>>>

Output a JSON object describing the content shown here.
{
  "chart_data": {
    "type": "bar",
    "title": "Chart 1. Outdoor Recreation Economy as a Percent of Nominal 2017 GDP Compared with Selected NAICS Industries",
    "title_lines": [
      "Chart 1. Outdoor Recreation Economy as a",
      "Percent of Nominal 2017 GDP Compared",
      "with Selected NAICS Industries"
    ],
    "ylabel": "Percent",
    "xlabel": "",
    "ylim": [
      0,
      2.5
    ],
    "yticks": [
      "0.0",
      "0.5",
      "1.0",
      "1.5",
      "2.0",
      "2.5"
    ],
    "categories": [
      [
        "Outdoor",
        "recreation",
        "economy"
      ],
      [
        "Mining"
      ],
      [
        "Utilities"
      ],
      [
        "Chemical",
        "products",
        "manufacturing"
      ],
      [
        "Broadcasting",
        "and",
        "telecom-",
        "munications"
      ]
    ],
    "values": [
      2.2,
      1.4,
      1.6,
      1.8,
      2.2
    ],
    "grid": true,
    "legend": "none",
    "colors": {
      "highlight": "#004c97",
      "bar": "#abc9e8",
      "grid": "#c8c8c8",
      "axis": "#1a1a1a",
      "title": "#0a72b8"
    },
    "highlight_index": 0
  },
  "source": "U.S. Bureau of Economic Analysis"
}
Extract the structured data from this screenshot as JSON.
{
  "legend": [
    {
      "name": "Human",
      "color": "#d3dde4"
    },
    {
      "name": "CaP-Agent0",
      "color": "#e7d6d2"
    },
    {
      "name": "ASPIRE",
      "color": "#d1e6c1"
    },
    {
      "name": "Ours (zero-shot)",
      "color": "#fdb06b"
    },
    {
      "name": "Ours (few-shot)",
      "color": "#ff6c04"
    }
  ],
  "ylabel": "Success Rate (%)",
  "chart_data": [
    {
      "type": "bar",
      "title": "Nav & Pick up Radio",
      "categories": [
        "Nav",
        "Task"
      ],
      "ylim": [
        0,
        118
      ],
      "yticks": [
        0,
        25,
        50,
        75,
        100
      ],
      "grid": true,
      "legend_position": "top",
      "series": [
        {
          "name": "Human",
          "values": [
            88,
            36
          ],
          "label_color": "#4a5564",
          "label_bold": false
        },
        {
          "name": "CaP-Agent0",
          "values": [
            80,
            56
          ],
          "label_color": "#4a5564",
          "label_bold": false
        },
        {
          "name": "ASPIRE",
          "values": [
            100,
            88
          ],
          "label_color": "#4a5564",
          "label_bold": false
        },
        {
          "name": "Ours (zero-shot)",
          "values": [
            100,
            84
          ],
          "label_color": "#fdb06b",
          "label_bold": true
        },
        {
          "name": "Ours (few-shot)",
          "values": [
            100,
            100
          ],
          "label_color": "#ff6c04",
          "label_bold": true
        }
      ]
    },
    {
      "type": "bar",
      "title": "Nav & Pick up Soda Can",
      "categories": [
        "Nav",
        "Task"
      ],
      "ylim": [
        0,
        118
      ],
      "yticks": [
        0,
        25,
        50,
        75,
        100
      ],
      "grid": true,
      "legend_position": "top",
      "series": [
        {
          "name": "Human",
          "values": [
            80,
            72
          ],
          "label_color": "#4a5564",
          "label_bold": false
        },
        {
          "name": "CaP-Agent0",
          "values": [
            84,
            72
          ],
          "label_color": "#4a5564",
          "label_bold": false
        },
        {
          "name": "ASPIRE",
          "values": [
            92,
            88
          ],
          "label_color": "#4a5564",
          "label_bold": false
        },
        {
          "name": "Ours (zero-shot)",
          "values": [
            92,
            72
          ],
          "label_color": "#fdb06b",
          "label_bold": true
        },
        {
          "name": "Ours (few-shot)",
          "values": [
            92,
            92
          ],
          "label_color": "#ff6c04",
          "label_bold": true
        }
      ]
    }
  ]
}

<<<

TASK GOAL
Extract every line containing the string "Pick" from the data above.

WRITTEN SOLUTION
      "title": "Nav & Pick up Radio",
      "title": "Nav & Pick up Soda Can",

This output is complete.